Given passage =>
* Start *

On Tue, Jun 27, 2017 at 12:49 AM, William A Rowe Jr <wr...@rowe-clan.net> wrote:
> On Mon, Jun 26, 2017 at 5:43 PM, William A Rowe Jr <wr...@rowe-clan.net> 
> wrote:
>> On Mon, Jun 26, 2017 at 5:34 PM, Yann <ylavic....@gmail.com> wrote:
>>
>>> What could be the "security blunders" with 404 vs 403?
>>
>> A 403 says "go away, you are denied". Hopefully modules are smart
>> about that.

Yes, and they can be smart about 404 too if that's the admin's choice.

>>
>> A 404 says "no such resource". Modules such as mod_speling try to
>> interpret what the user typed in an accommodating way, and come up
>> with something that aught to be served instead.
>>
>> In the particular example, /CON (device) might be interpreted as /.conf
>> (file). But if the admin/author is attentive, they deny access to .conf and
>> the remap attempt fails.

Provided /.conf access is granted, I don't see where the security
issue is (the user could request it directly). So either mod_speling
bypasses the access checks (I don't think it's the case) and that's
what I called its potential bug, or it's an "administrative" bug.

>
> FWIW mod_speling is well-understood to reveal such 'hidden files'.

* End *

Information supplied =>
* Start *

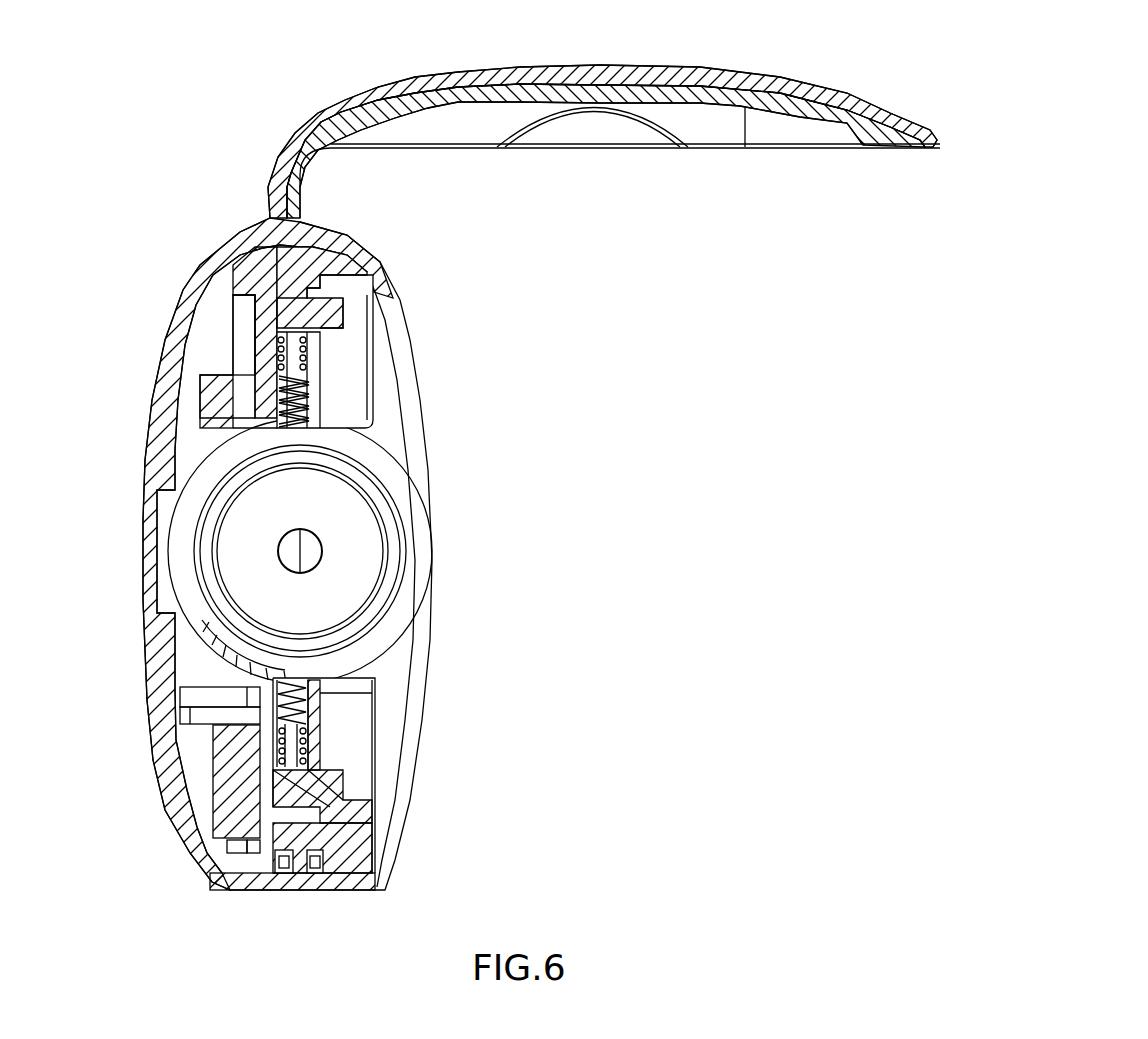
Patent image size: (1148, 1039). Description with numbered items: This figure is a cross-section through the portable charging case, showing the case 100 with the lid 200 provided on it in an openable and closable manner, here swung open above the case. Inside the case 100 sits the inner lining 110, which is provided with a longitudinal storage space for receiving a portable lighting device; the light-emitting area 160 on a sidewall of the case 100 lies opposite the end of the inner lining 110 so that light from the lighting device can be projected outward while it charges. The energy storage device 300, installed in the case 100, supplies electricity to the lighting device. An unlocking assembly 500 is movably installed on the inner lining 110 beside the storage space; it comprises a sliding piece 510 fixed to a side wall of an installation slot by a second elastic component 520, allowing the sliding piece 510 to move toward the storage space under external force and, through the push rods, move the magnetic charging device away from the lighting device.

* End *

In the email thread about 404 versus 403 responses, take the section that begins at the words "On Tue, Jun" and stops after "the admin's choice.", and rewrite it with "denied" changed to "refused".

Answer =>
On Tue, Jun 27, 2017 at 12:49 AM, William A Rowe Jr <wr...@rowe-clan.net> wrote:
> On Mon, Jun 26, 2017 at 5:43 PM, William A Rowe Jr <wr...@rowe-clan.net> 
> wrote:
>> On Mon, Jun 26, 2017 at 5:34 PM, Yann <ylavic....@gmail.com> wrote:
>>
>>> What could be the "security blunders" with 404 vs 403?
>>
>> A 403 says "go away, you are refused". Hopefully modules are smart
>> about that.

Yes, and they can be smart about 404 too if that's the admin's choice.